◆ DIRECTIONS: According to the passage on smokefree workplace laws, which state became the first in the Rocky Mountain region to go smokefree?

◆ PASSAGE TO READ:
· · · ·
State and Local Smokefree Workplace Laws Spread Across the Country
In 2004, state and local smokefree workplace laws were enacted throughout the country. In the Northeast, Massachusetts and Rhode Island passed comprehensive smokefree air laws prohibiting smoking in workplaces including restaurants and bars. 1 Idaho became the first state in the Rocky Mountain region to go smokefree, prohibiting smoking in most workplaces. The list of smokefree states that prohibit smoking in all workplaces including bars and restaurants is now at six--California, Connecticut, Delaware, Maine, Massachusetts and New York.
At the local level, strong ordinances passed in cities and towns across the country in 2004. Cities including Lawrence, KS, Columbus, OH, Lincoln, NE, and Minneapolis, MN, all passed ordinances banning smoking in workplaces. In a victory for public health, the Kentucky Supreme Court upheld the smokefree air ordinance passed in 2003 in Lexington, KY.
· · · ·
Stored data
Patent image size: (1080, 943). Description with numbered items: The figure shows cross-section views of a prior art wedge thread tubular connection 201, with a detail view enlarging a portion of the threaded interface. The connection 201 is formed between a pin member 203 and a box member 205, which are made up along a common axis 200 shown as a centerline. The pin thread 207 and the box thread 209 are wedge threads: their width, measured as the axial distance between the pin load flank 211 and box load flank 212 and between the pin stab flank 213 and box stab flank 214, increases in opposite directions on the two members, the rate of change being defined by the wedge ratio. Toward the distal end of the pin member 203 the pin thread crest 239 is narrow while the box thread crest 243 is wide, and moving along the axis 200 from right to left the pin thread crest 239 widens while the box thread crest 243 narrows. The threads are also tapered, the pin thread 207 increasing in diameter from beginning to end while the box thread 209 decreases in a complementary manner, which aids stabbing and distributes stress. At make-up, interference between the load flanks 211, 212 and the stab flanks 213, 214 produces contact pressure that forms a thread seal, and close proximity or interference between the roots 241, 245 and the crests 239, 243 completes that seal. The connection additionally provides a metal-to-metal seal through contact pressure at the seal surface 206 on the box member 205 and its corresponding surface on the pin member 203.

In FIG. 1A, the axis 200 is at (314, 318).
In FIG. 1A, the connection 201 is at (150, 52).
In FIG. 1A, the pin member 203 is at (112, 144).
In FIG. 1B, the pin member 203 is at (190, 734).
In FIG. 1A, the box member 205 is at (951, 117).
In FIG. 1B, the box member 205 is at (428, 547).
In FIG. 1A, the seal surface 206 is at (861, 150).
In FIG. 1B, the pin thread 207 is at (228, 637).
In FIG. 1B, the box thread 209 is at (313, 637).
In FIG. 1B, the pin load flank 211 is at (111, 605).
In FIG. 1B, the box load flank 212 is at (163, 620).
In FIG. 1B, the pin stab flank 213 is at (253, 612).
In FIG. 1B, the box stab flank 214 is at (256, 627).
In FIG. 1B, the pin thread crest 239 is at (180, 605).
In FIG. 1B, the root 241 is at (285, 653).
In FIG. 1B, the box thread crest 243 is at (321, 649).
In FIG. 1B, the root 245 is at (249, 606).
· · · ·
◆ ANSWER FOR THE TASK: Idaho